» **Pasaje extraído**
No merecía ser una puta.

 

Hace un tiempo escuché una canción, “Merichane” se llama. Es una canción de Zahara que habla sobre cómo puedes ser una “puta” ante los ojos de todo el mundo siendo en realidad una persona que intenta sobrevivir. El nombre de la canción es como llamaban en su pueblo a “la puta” y dice que tenía solo 12 años la primera vez que la llamaron así a ella. ¿Qué puede hacer una niña de 12 años para merecer que la llamen así? ¿Qué merecía yo cuando me pasó a mí?

Esta canción me removió un montón de recuerdos que no sabía que tenía bloqueados, cientos de momentos en que sentí vergüenza (que sigo sintiendo al recordar) en vez de la rabia que merecen.

» **Datos de análisis estructurado de páginas**
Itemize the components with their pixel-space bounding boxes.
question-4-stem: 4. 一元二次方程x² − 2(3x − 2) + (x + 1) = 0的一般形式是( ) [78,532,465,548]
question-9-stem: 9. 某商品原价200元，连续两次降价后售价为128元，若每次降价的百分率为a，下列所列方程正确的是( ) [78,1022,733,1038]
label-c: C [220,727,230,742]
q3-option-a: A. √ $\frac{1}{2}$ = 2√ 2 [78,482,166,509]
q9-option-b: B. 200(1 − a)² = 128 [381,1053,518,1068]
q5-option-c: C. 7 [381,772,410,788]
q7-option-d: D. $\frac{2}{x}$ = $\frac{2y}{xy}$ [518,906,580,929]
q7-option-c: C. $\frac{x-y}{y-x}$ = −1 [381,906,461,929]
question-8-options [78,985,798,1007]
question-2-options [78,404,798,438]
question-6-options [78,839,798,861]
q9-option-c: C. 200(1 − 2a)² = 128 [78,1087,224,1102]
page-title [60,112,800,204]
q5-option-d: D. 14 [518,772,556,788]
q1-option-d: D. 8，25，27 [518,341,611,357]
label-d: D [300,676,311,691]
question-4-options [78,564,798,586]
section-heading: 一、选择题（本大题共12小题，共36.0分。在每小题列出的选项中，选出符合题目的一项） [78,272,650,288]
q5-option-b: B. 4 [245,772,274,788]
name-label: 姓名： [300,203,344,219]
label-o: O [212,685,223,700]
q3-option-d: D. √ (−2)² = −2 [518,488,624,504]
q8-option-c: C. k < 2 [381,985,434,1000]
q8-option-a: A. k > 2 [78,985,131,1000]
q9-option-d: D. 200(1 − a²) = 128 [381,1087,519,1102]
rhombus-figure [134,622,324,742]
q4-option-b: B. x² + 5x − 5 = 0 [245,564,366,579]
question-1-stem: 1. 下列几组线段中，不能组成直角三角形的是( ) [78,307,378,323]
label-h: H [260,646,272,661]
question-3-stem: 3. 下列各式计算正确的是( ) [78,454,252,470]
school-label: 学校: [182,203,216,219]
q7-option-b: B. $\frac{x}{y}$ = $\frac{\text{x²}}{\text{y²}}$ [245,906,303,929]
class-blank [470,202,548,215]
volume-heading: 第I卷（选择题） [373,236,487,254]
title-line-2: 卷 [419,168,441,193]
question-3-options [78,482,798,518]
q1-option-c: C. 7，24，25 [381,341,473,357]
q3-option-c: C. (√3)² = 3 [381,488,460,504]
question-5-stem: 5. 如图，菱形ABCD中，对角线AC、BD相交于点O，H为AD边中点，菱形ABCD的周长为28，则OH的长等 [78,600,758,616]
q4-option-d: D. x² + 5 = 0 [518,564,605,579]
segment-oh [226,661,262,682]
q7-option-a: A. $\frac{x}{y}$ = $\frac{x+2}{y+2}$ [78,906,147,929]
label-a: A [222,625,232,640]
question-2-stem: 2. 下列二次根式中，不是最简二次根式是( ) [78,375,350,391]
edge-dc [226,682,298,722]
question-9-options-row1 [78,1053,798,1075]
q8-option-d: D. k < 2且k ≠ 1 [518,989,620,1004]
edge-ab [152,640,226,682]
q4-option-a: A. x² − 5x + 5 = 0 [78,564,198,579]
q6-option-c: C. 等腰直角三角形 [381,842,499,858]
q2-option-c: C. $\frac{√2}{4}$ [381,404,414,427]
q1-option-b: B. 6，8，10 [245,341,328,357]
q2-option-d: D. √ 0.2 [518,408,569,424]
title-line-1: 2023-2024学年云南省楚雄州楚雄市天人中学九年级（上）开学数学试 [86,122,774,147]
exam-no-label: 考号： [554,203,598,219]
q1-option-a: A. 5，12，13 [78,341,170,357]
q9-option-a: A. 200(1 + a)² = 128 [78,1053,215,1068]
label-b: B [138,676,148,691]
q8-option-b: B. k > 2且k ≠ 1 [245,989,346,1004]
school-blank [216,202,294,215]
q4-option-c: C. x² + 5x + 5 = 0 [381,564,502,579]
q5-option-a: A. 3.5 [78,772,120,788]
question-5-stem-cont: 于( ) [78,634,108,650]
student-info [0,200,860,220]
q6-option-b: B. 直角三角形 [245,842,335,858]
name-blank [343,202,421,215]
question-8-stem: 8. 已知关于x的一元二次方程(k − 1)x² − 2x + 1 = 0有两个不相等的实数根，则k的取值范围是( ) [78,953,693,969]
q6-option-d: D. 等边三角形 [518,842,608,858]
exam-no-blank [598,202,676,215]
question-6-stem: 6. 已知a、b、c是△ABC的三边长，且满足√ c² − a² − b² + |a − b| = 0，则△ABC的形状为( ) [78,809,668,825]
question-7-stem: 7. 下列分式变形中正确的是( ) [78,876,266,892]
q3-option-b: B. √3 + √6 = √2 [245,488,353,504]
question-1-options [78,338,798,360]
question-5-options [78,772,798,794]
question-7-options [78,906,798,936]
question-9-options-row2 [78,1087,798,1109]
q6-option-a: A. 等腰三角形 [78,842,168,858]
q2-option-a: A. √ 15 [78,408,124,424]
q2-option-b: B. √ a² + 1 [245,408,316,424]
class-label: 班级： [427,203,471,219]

» **Consigna**
Completa el texto sobre la canción «Merichane» y los recuerdos que despertó, escribiendo lo que sigue después de su última frase. No hace falta consultar los registros.

» **Respuesta escrita**
Comencé a desarrollar los pechos pronto, así que en mi barrio me pusieron un mote (que por absoluta vergüenza no puedo reproducir) al respecto. Parece que mis tetas, unas tetas de niña de 12 años, eran demasiado grandes y puntiagudas para los ojos de los niños que empezaban a tocarse y las niñas que empezaban a sentir la rivalidad entre mujeres que mamamos desde que nacemos. A raíz de eso, cada vez que miraba a un chico, que besaba a alguno o que simplemente hablaba de besar a uno… ¡Confirmado! ¿Qué podía ser si no una “suelta” con esas tetas y la fama que tiene?

Los rumores eran parte de mi vida cotidiana. Llegaba un momento que era imposible desmentirlos todos, sólo aquellos en que los chicos implicados se apresuraban a aclarar que antes pagarían que haber quedado conmigo después de clase o algo peor. Para sorpresa de nadie hoy en día aclararé que aquellos que daban las explicaciones más ágiles eran los mismos que me enviaban SMS por las noches diciendo lo bonita que era y las ganas que tenían de verme a solas.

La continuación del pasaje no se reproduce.